▸ **INSTRUCTION**
Drop the pictures from the entries below, then reproduce the rest exactly.

━━━━━━━━━━━━━━━━━━━━━━━━━━━━━━

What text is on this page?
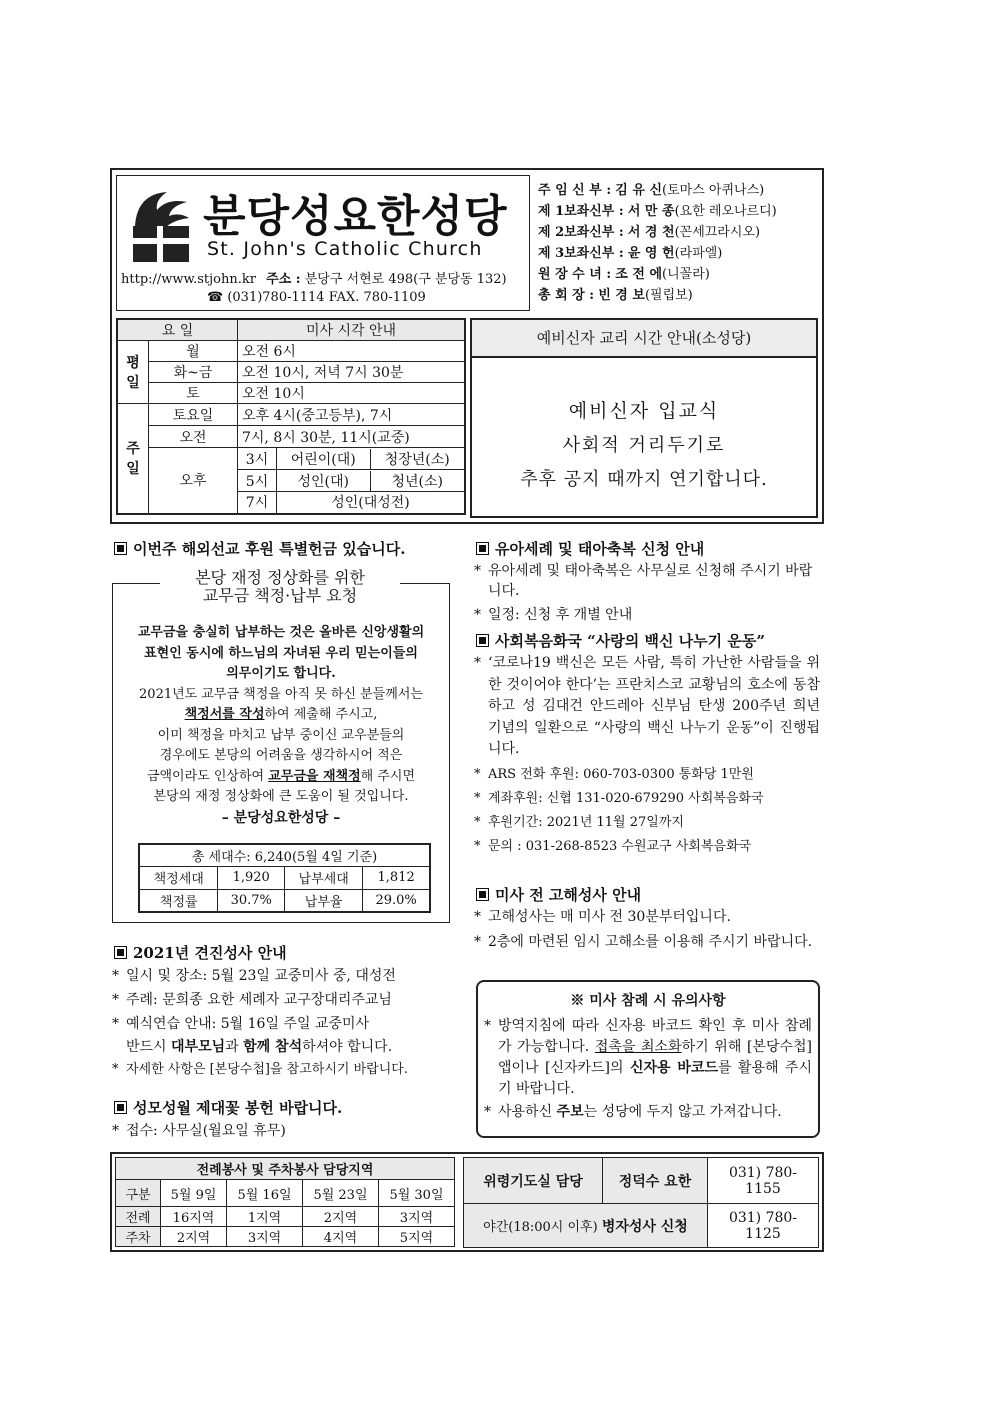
분당성요한성당
St. John's Catholic Church
http://www.stjohn.kr 주소 : 분당구 서현로 498(구 분당동 132)
☎ (031)780-1114 FAX. 780-1109
주 임 신 부 : 김 유 신(토마스 아퀴나스)
제 1보좌신부 : 서 만 종(요한 레오나르디)
제 2보좌신부 : 서 경 천(꼰세끄라시오)
제 3보좌신부 : 윤 영 헌(라파엘)
원 장 수 녀 : 조 전 에(니꼴라)
총 회 장 : 빈 경 보(필립보)
요 일		미사 시각 안내	
평일	월	오전 6시	
	화~금	오전 10시, 저녁 7시 30분	
	토	오전 10시	
주일	토요일	오후 4시(중고등부), 7시	
	오전	7시, 8시 30분, 11시(교중)	
	오후	3시	어린이(대) 청장년(소)
		5시	성인(대) 청년(소)
		7시	성인(대성전)
예비신자 교리 시간 안내(소성당)
예비신자 입교식
사회적 거리두기로
추후 공지 때까지 연기합니다.
이번주 해외선교 후원 특별헌금 있습니다.
본당 재정 정상화를 위한
교무금 책정·납부 요청
교무금을 충실히 납부하는 것은 올바른 신앙생활의
표현인 동시에 하느님의 자녀된 우리 믿는이들의
의무이기도 합니다.
2021년도 교무금 책정을 아직 못 하신 분들께서는
책정서를 작성하여 제출해 주시고,
이미 책정을 마치고 납부 중이신 교우분들의
경우에도 본당의 어려움을 생각하시어 적은
금액이라도 인상하여 교무금을 재책정해 주시면
본당의 재정 정상화에 큰 도움이 될 것입니다.
– 분당성요한성당 –
총 세대수: 6,240(5월 4일 기준)			
책정세대	1,920	납부세대	1,812
책정률	30.7%	납부율	29.0%
2021년 견진성사 안내
* 일시 및 장소: 5월 23일 교중미사 중, 대성전
* 주례: 문희종 요한 세례자 교구장대리주교님
* 예식연습 안내: 5월 16일 주일 교중미사
반드시 대부모님과 함께 참석하셔야 합니다.
* 자세한 사항은 [본당수첩]을 참고하시기 바랍니다.
성모성월 제대꽃 봉헌 바랍니다.
* 접수: 사무실(월요일 휴무)
유아세례 및 태아축복 신청 안내
* 유아세례 및 태아축복은 사무실로 신청해 주시기 바랍니다.
* 일정: 신청 후 개별 안내
사회복음화국 “사랑의 백신 나누기 운동”
* ‘코로나19 백신은 모든 사람, 특히 가난한 사람들을 위한 것이어야 한다’는 프란치스코 교황님의 호소에 동참하고 성 김대건 안드레아 신부님 탄생 200주년 희년 기념의 일환으로 “사랑의 백신 나누기 운동”이 진행됩니다.
* ARS 전화 후원: 060-703-0300 통화당 1만원
* 계좌후원: 신협 131-020-679290 사회복음화국
* 후원기간: 2021년 11월 27일까지
* 문의 : 031-268-8523 수원교구 사회복음화국
미사 전 고해성사 안내
* 고해성사는 매 미사 전 30분부터입니다.
* 2층에 마련된 임시 고해소를 이용해 주시기 바랍니다.
※ 미사 참례 시 유의사항
* 방역지침에 따라 신자용 바코드 확인 후 미사 참례가 가능합니다. 접촉을 최소화하기 위해 [본당수첩] 앱이나 [신자카드]의 신자용 바코드를 활용해 주시기 바랍니다.
* 사용하신 주보는 성당에 두지 않고 가져갑니다.
전례봉사 및 주차봉사 담당지역				
구분	5월 9일	5월 16일	5월 23일	5월 30일
전례	16지역	1지역	2지역	3지역
주차	2지역	3지역	4지역	5지역
위령기도실 담당	정덕수 요한	031) 780-1155
야간(18:00시 이후) 병자성사 신청		031) 780-1125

━━━━━━━━━━━━━━━━━━━━━━━━━━━━━━

▸ **RESPONSE**
What text is on this page?
분당성요한성당
St. John's Catholic Church
http://www.stjohn.kr 주소 : 분당구 서현로 498(구 분당동 132)
☎ (031)780-1114 FAX. 780-1109
주 임 신 부 : 김 유 신(토마스 아퀴나스)
제 1보좌신부 : 서 만 종(요한 레오나르디)
제 2보좌신부 : 서 경 천(꼰세끄라시오)
제 3보좌신부 : 윤 영 헌(라파엘)
원 장 수 녀 : 조 전 에(니꼴라)
총 회 장 : 빈 경 보(필립보)
요 일		미사 시각 안내	
평일	월	오전 6시	
	화~금	오전 10시, 저녁 7시 30분	
	토	오전 10시	
주일	토요일	오후 4시(중고등부), 7시	
	오전	7시, 8시 30분, 11시(교중)	
	오후	3시	어린이(대) 청장년(소)
		5시	성인(대) 청년(소)
		7시	성인(대성전)
예비신자 교리 시간 안내(소성당)
예비신자 입교식
사회적 거리두기로
추후 공지 때까지 연기합니다.
이번주 해외선교 후원 특별헌금 있습니다.
본당 재정 정상화를 위한
교무금 책정·납부 요청
교무금을 충실히 납부하는 것은 올바른 신앙생활의
표현인 동시에 하느님의 자녀된 우리 믿는이들의
의무이기도 합니다.
2021년도 교무금 책정을 아직 못 하신 분들께서는
책정서를 작성하여 제출해 주시고,
이미 책정을 마치고 납부 중이신 교우분들의
경우에도 본당의 어려움을 생각하시어 적은
금액이라도 인상하여 교무금을 재책정해 주시면
본당의 재정 정상화에 큰 도움이 될 것입니다.
– 분당성요한성당 –
총 세대수: 6,240(5월 4일 기준)			
책정세대	1,920	납부세대	1,812
책정률	30.7%	납부율	29.0%
2021년 견진성사 안내
* 일시 및 장소: 5월 23일 교중미사 중, 대성전
* 주례: 문희종 요한 세례자 교구장대리주교님
* 예식연습 안내: 5월 16일 주일 교중미사
반드시 대부모님과 함께 참석하셔야 합니다.
* 자세한 사항은 [본당수첩]을 참고하시기 바랍니다.
성모성월 제대꽃 봉헌 바랍니다.
* 접수: 사무실(월요일 휴무)
유아세례 및 태아축복 신청 안내
* 유아세례 및 태아축복은 사무실로 신청해 주시기 바랍니다.
* 일정: 신청 후 개별 안내
사회복음화국 “사랑의 백신 나누기 운동”
* ‘코로나19 백신은 모든 사람, 특히 가난한 사람들을 위한 것이어야 한다’는 프란치스코 교황님의 호소에 동참하고 성 김대건 안드레아 신부님 탄생 200주년 희년 기념의 일환으로 “사랑의 백신 나누기 운동”이 진행됩니다.
* ARS 전화 후원: 060-703-0300 통화당 1만원
* 계좌후원: 신협 131-020-679290 사회복음화국
* 후원기간: 2021년 11월 27일까지
* 문의 : 031-268-8523 수원교구 사회복음화국
미사 전 고해성사 안내
* 고해성사는 매 미사 전 30분부터입니다.
* 2층에 마련된 임시 고해소를 이용해 주시기 바랍니다.
※ 미사 참례 시 유의사항
* 방역지침에 따라 신자용 바코드 확인 후 미사 참례가 가능합니다. 접촉을 최소화하기 위해 [본당수첩] 앱이나 [신자카드]의 신자용 바코드를 활용해 주시기 바랍니다.
* 사용하신 주보는 성당에 두지 않고 가져갑니다.
전례봉사 및 주차봉사 담당지역				
구분	5월 9일	5월 16일	5월 23일	5월 30일
전례	16지역	1지역	2지역	3지역
주차	2지역	3지역	4지역	5지역
위령기도실 담당	정덕수 요한	031) 780-1155
야간(18:00시 이후) 병자성사 신청		031) 780-1125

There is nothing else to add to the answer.